Based on the 211 wet HW events and 64 dry HW events, the frequency distributions by major attributes of duration, extent, intensity and C i values were plotted in Fig. 5. The duration of wet HW events varied from 3 to 40 days, with a peak number of 51 events lasting 3 days (Fig. 5a). For the dry HW events, the duration ranged from 3 to 12 days, with a peak number of 24 events lasting 3 days (Fig. 5b). The extents affected by wet HW events ranged from 5 to 158 stations, with the majority less than 60 stations and a peak number of 29 events covering seven stations (Fig. 5c). The extents affected by dry HW events were from 6 to 62 stations (Fig. 5d). The intensity of wet HW events ranged from 0.5 to 4.0 °C, with a peak number of 22 events at 1.3 °C (Fig. 5e). For the dry HW events, the intensity varied from 1.6 to 5.3 °C, with a peak number of eight events at 3.2 °C, which was higher than that of wet HW events (Fig. 5f). The C i value of wet HW events varied from −0.97 to 3.37, with a peak number of 21 events at around −0.5 (Fig. 5g). The C i values of dry HW events were from −0.6 to 1.17 (Fig. 5h).
In order to get more comparisons between wet and dry HW events, C i values, occurrences, and averaged major attributes of wet and dry HW events for the three groups (strong, moderate, and weak) are listed in Tables 3 and 4, respectively. There were 54 strong wet HW events with the average duration 14.5 days, average extent 77 stations, and average intensity 1.9 °C. There were 68 moderate wet HW events and 89 weak wet HW events. For the dry HW events, there were five strong HW events in the last 54 years, 50 moderate events, and nine weak events. The average duration of the strong, moderate, and weak dry HW events were 7.0, 4.3, and 3.3 days, which were shorter than those of wet HW events. The average intensity of the strong, moderate, and weak dry HW events was 3.1, 3.3, and 2.2 °C. The average intensity of dry HW events were higher than those of wet HW events, and this indicated the average temperature anomaly of the dry events were higher than those of the wet events.
5 Variation in regional wet HWs and dry HWs
Linear trends and temporal variations of wet HW events for the period 1960–2013 are shown in Fig. 6. The annual occurrences of wet HW events showed a significant positive trend, with a magnitude of 0.54 times per decade (Fig. 6a). The occurrences of wet HW events remarkably increased during the last decade. Significant transition at interdecadal timescale was detected around the year 2002 at 2–10 years under the moving t test. The two periods of wet HWs in 1960–2001 and 2002–2013 were highlighted in Fig. 6a. The mean frequency of wet HWs was 3.3 times per year during 1960–2001 and increased to 5.9 times per year during 2002–2013. For the C i value, a significant positive trend was observed with a magnitude of 0.08 per decade (Fig. 6b). This indicated that wet HW events became more severe in the last 54 years. Significant transition was detected around the year 1994. The mean C i values for 1960–1993 and 1994–2013 were −0.17 and 0.31, respectively, suggesting an abrupt increasing severity of wet HW events in the last two decades. The mean duration of wet HW events increased significantly with a magnitude of 0.47 days per decade, while no significant trends were noticed for extent and intensity of wet HW events (Fig. 6c–e).

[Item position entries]
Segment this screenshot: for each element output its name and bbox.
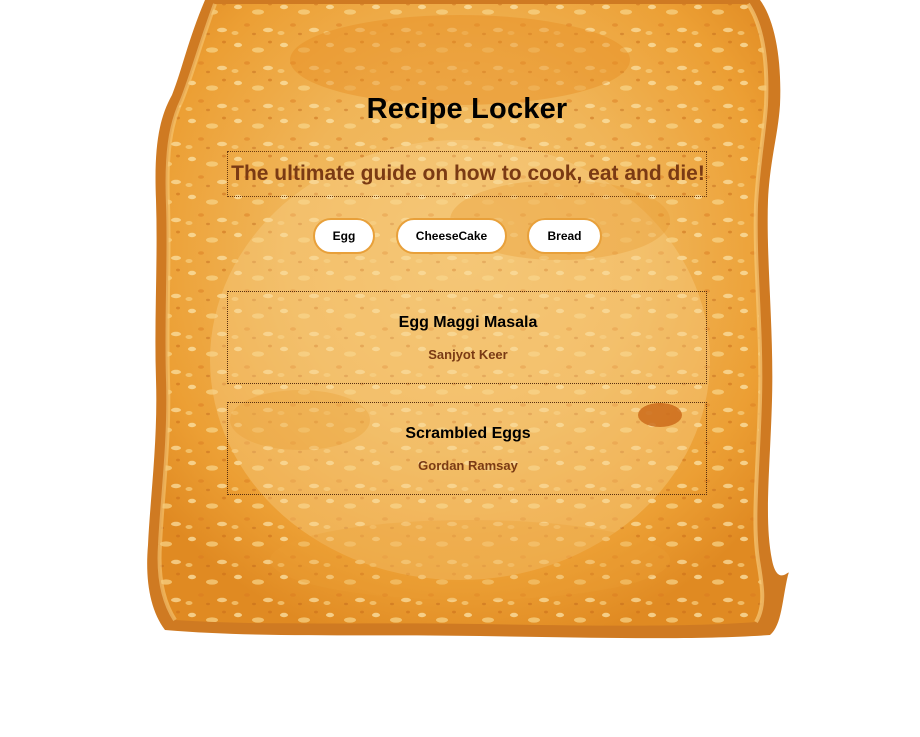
filter-button-egg[interactable]: Egg [313,218,375,254]
page: Recipe Locker The ultimate guide on how … [0,0,920,737]
tagline-box: The ultimate guide on how to cook, eat a… [227,151,707,197]
recipe-card[interactable]: Scrambled Eggs Gordan Ramsay [227,402,707,495]
page-title: Recipe Locker [366,93,568,125]
recipe-name: Scrambled Eggs [405,425,531,442]
recipe-card[interactable]: Egg Maggi Masala Sanjyot Keer [227,291,707,384]
recipe-name: Egg Maggi Masala [398,314,538,331]
recipe-author: Gordan Ramsay [418,458,518,473]
filter-bar: Egg CheeseCake Bread [0,218,920,256]
recipe-locker-app: Recipe Locker The ultimate guide on how … [0,0,920,737]
recipe-author: Sanjyot Keer [428,347,508,362]
filter-button-bread[interactable]: Bread [527,218,602,254]
filter-button-cheesecake[interactable]: CheeseCake [396,218,507,254]
tagline: The ultimate guide on how to cook, eat a… [231,162,705,185]
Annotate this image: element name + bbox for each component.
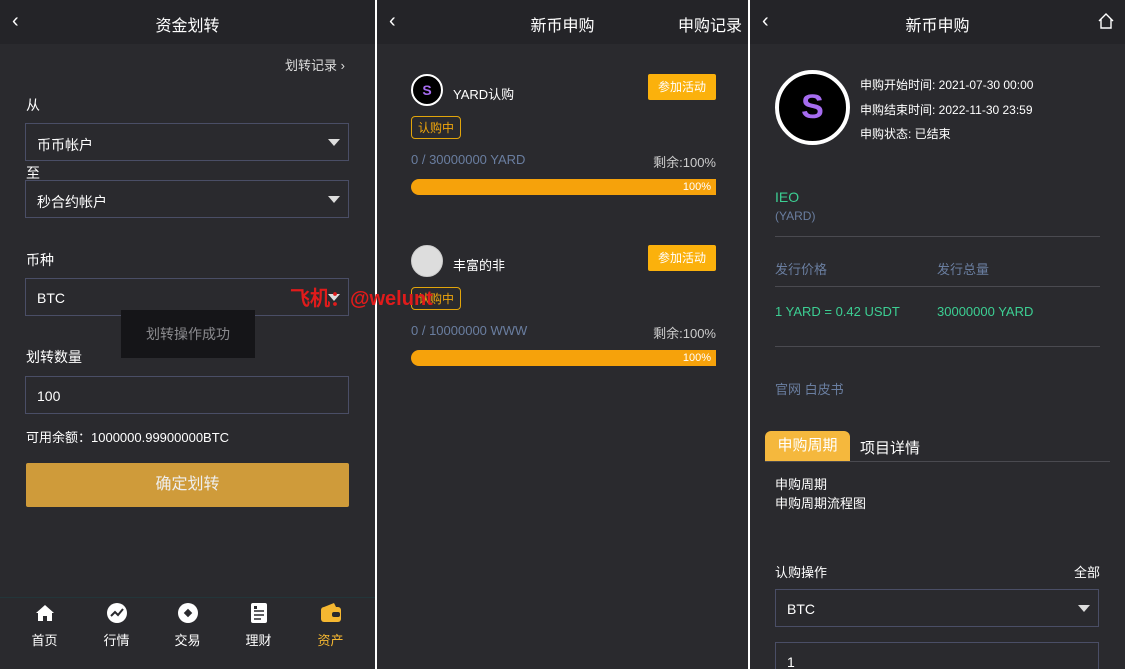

- REQUESTS:
a – List every year range, written as two years joined by a dash, that appears in the passage on wet and dry heat wave events.
b – Render this sentence from the passage on wet and dry heat wave events in Spanish: "The occurrences of wet HW events remarkably increased during the last decade."
c – Resume the passage on wet and dry heat wave events from its last sentence.
This data has no role in the work here.

- ANSWERS FOR THE TASKS:
a – 1960–2013, 1960–2001, 2002–2013, 1960–1993, 1994–2013

b – Las ocurrencias de eventos de HW húmedos aumentaron notablemente durante la última década.

c –
Figure 7 shows the linear trends and temporal variations of dry HW events for 1960–2013. A significant positive trend of the frequency of dry HW events was observed with a magnitude of 0.34 times per decade (Fig. 7a). A significant transition point at interdecadal timescale was detected around 1996 under the moving t test. The mean frequency of the dry HW events was about 0.6 times per year during 1960–1996 and increased to 2.5 times per year during 1997–2013. In the 54 years, the mean duration showed a significant positive trend with a magnitude of 0.63 days per decade (Fig. 7c). A significant transition point of the mean duration was detected around 1996 under the moving t test, which was the same as the frequency series. In 1960–1996, the mean duration of the dry HW events was about 1.5 days per year and increased to 4.6 days per year during 1997–2013. The C i value, extent, and intensity for the dry HW events increased slightly but not significantly (Fig. 7b, d, and e). An abrupt increase of the frequency and the duration after 1997 was remarkable, which was consistent with the positive trend of hot days in Xinjiang by Ding et al. (2009).
To study more objectively the variations of the wet HW and the dry HW events in China, further analysis for the trend of each group was carried out, as shown in Table 5. The frequency and C i value for strong wet HW events can be seen to increase significantly, with magnitudes of 0.28 times per decade and 0.18 per decade, respectively. The frequency and C i value for moderate and weak wet HW events increased slightly. The frequency of dry HW events increased significantly for strong and moderate groups. The C i value for strong dry HW events also showed a significant positive trend. Strong wet and dry HW events tended to become more frequent and more severe in the last 54 years.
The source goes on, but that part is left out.